THE EXERCISE -
Repeat every record below exactly as it appears.

** BEGIN **

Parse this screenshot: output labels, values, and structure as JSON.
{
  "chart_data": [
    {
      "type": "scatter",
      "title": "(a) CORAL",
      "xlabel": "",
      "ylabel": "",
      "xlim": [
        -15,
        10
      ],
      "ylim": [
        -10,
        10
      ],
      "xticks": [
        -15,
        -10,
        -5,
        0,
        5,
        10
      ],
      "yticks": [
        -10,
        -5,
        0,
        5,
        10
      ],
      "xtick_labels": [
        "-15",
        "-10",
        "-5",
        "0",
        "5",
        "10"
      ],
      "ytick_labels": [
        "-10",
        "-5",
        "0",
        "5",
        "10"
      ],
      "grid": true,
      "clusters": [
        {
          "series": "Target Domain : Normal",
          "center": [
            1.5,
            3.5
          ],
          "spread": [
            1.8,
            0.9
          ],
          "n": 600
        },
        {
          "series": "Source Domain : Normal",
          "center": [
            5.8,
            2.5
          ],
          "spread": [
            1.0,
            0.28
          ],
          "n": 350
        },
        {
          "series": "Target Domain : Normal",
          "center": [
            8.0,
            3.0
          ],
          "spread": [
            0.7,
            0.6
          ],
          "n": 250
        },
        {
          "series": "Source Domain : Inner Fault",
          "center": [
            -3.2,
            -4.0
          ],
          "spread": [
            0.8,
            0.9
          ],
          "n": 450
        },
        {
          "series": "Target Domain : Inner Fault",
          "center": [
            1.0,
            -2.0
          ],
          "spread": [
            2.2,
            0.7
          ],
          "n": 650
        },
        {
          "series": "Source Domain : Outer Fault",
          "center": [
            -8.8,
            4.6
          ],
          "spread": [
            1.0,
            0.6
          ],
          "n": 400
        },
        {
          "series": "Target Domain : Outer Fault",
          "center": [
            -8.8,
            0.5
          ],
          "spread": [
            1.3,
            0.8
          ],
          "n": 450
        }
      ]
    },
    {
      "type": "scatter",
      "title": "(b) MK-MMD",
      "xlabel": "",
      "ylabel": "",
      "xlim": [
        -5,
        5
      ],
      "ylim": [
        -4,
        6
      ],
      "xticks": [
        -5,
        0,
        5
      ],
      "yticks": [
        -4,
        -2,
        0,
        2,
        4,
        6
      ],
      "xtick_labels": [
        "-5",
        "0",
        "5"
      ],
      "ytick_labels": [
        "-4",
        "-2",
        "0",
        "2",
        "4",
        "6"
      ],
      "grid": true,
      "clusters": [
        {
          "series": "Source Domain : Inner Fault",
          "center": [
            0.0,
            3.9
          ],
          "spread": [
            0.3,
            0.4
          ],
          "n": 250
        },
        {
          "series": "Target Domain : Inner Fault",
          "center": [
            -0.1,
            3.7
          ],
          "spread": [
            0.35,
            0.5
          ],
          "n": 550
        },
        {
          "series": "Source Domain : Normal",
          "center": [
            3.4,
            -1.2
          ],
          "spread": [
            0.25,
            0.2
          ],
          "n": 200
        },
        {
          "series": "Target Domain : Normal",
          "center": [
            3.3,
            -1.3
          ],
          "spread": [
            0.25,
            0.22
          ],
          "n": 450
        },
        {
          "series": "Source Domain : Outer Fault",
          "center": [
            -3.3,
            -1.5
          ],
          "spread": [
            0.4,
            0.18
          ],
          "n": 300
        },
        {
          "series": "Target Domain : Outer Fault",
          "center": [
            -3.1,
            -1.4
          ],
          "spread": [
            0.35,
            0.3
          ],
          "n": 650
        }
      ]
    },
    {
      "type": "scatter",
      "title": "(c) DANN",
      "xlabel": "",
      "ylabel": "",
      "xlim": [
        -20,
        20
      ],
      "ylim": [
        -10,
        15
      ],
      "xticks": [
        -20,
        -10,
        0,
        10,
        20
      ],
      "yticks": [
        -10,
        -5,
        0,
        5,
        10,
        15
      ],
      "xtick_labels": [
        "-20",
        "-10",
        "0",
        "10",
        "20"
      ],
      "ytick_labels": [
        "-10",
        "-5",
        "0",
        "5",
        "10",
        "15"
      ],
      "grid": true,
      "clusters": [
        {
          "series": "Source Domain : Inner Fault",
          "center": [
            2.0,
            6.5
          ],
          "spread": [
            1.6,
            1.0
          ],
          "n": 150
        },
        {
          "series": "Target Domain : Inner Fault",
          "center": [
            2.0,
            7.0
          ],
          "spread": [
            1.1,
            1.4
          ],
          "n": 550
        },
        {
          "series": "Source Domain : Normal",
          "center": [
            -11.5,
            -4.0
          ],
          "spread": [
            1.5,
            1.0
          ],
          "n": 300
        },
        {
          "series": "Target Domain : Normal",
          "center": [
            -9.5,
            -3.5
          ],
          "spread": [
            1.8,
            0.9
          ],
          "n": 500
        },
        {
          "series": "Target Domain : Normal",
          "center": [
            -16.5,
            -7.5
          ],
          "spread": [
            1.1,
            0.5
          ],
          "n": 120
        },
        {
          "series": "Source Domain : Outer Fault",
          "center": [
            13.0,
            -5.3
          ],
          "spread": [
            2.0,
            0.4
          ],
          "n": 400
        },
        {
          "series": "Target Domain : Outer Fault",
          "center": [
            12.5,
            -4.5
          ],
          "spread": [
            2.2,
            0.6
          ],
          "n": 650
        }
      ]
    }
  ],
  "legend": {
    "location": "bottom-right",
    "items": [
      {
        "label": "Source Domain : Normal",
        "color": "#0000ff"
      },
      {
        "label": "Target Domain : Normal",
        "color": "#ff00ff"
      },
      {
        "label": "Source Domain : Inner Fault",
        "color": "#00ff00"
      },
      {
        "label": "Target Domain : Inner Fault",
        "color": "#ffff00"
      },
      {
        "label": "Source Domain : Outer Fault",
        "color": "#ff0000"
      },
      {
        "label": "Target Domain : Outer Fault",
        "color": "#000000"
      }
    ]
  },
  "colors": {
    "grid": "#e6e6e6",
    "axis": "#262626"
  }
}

** END **

FULL ANSWER -
Parse this screenshot: output labels, values, and structure as JSON.
{
  "chart_data": [
    {
      "type": "scatter",
      "title": "(a) CORAL",
      "xlabel": "",
      "ylabel": "",
      "xlim": [
        -15,
        10
      ],
      "ylim": [
        -10,
        10
      ],
      "xticks": [
        -15,
        -10,
        -5,
        0,
        5,
        10
      ],
      "yticks": [
        -10,
        -5,
        0,
        5,
        10
      ],
      "xtick_labels": [
        "-15",
        "-10",
        "-5",
        "0",
        "5",
        "10"
      ],
      "ytick_labels": [
        "-10",
        "-5",
        "0",
        "5",
        "10"
      ],
      "grid": true,
      "clusters": [
        {
          "series": "Target Domain : Normal",
          "center": [
            1.5,
            3.5
          ],
          "spread": [
            1.8,
            0.9
          ],
          "n": 600
        },
        {
          "series": "Source Domain : Normal",
          "center": [
            5.8,
            2.5
          ],
          "spread": [
            1.0,
            0.28
          ],
          "n": 350
        },
        {
          "series": "Target Domain : Normal",
          "center": [
            8.0,
            3.0
          ],
          "spread": [
            0.7,
            0.6
          ],
          "n": 250
        },
        {
          "series": "Source Domain : Inner Fault",
          "center": [
            -3.2,
            -4.0
          ],
          "spread": [
            0.8,
            0.9
          ],
          "n": 450
        },
        {
          "series": "Target Domain : Inner Fault",
          "center": [
            1.0,
            -2.0
          ],
          "spread": [
            2.2,
            0.7
          ],
          "n": 650
        },
        {
          "series": "Source Domain : Outer Fault",
          "center": [
            -8.8,
            4.6
          ],
          "spread": [
            1.0,
            0.6
          ],
          "n": 400
        },
        {
          "series": "Target Domain : Outer Fault",
          "center": [
            -8.8,
            0.5
          ],
          "spread": [
            1.3,
            0.8
          ],
          "n": 450
        }
      ]
    },
    {
      "type": "scatter",
      "title": "(b) MK-MMD",
      "xlabel": "",
      "ylabel": "",
      "xlim": [
        -5,
        5
      ],
      "ylim": [
        -4,
        6
      ],
      "xticks": [
        -5,
        0,
        5
      ],
      "yticks": [
        -4,
        -2,
        0,
        2,
        4,
        6
      ],
      "xtick_labels": [
        "-5",
        "0",
        "5"
      ],
      "ytick_labels": [
        "-4",
        "-2",
        "0",
        "2",
        "4",
        "6"
      ],
      "grid": true,
      "clusters": [
        {
          "series": "Source Domain : Inner Fault",
          "center": [
            0.0,
            3.9
          ],
          "spread": [
            0.3,
            0.4
          ],
          "n": 250
        },
        {
          "series": "Target Domain : Inner Fault",
          "center": [
            -0.1,
            3.7
          ],
          "spread": [
            0.35,
            0.5
          ],
          "n": 550
        },
        {
          "series": "Source Domain : Normal",
          "center": [
            3.4,
            -1.2
          ],
          "spread": [
            0.25,
            0.2
          ],
          "n": 200
        },
        {
          "series": "Target Domain : Normal",
          "center": [
            3.3,
            -1.3
          ],
          "spread": [
            0.25,
            0.22
          ],
          "n": 450
        },
        {
          "series": "Source Domain : Outer Fault",
          "center": [
            -3.3,
            -1.5
          ],
          "spread": [
            0.4,
            0.18
          ],
          "n": 300
        },
        {
          "series": "Target Domain : Outer Fault",
          "center": [
            -3.1,
            -1.4
          ],
          "spread": [
            0.35,
            0.3
          ],
          "n": 650
        }
      ]
    },
    {
      "type": "scatter",
      "title": "(c) DANN",
      "xlabel": "",
      "ylabel": "",
      "xlim": [
        -20,
        20
      ],
      "ylim": [
        -10,
        15
      ],
      "xticks": [
        -20,
        -10,
        0,
        10,
        20
      ],
      "yticks": [
        -10,
        -5,
        0,
        5,
        10,
        15
      ],
      "xtick_labels": [
        "-20",
        "-10",
        "0",
        "10",
        "20"
      ],
      "ytick_labels": [
        "-10",
        "-5",
        "0",
        "5",
        "10",
        "15"
      ],
      "grid": true,
      "clusters": [
        {
          "series": "Source Domain : Inner Fault",
          "center": [
            2.0,
            6.5
          ],
          "spread": [
            1.6,
            1.0
          ],
          "n": 150
        },
        {
          "series": "Target Domain : Inner Fault",
          "center": [
            2.0,
            7.0
          ],
          "spread": [
            1.1,
            1.4
          ],
          "n": 550
        },
        {
          "series": "Source Domain : Normal",
          "center": [
            -11.5,
            -4.0
          ],
          "spread": [
            1.5,
            1.0
          ],
          "n": 300
        },
        {
          "series": "Target Domain : Normal",
          "center": [
            -9.5,
            -3.5
          ],
          "spread": [
            1.8,
            0.9
          ],
          "n": 500
        },
        {
          "series": "Target Domain : Normal",
          "center": [
            -16.5,
            -7.5
          ],
          "spread": [
            1.1,
            0.5
          ],
          "n": 120
        },
        {
          "series": "Source Domain : Outer Fault",
          "center": [
            13.0,
            -5.3
          ],
          "spread": [
            2.0,
            0.4
          ],
          "n": 400
        },
        {
          "series": "Target Domain : Outer Fault",
          "center": [
            12.5,
            -4.5
          ],
          "spread": [
            2.2,
            0.6
          ],
          "n": 650
        }
      ]
    }
  ],
  "legend": {
    "location": "bottom-right",
    "items": [
      {
        "label": "Source Domain : Normal",
        "color": "#0000ff"
      },
      {
        "label": "Target Domain : Normal",
        "color": "#ff00ff"
      },
      {
        "label": "Source Domain : Inner Fault",
        "color": "#00ff00"
      },
      {
        "label": "Target Domain : Inner Fault",
        "color": "#ffff00"
      },
      {
        "label": "Source Domain : Outer Fault",
        "color": "#ff0000"
      },
      {
        "label": "Target Domain : Outer Fault",
        "color": "#000000"
      }
    ]
  },
  "colors": {
    "grid": "#e6e6e6",
    "axis": "#262626"
  }
}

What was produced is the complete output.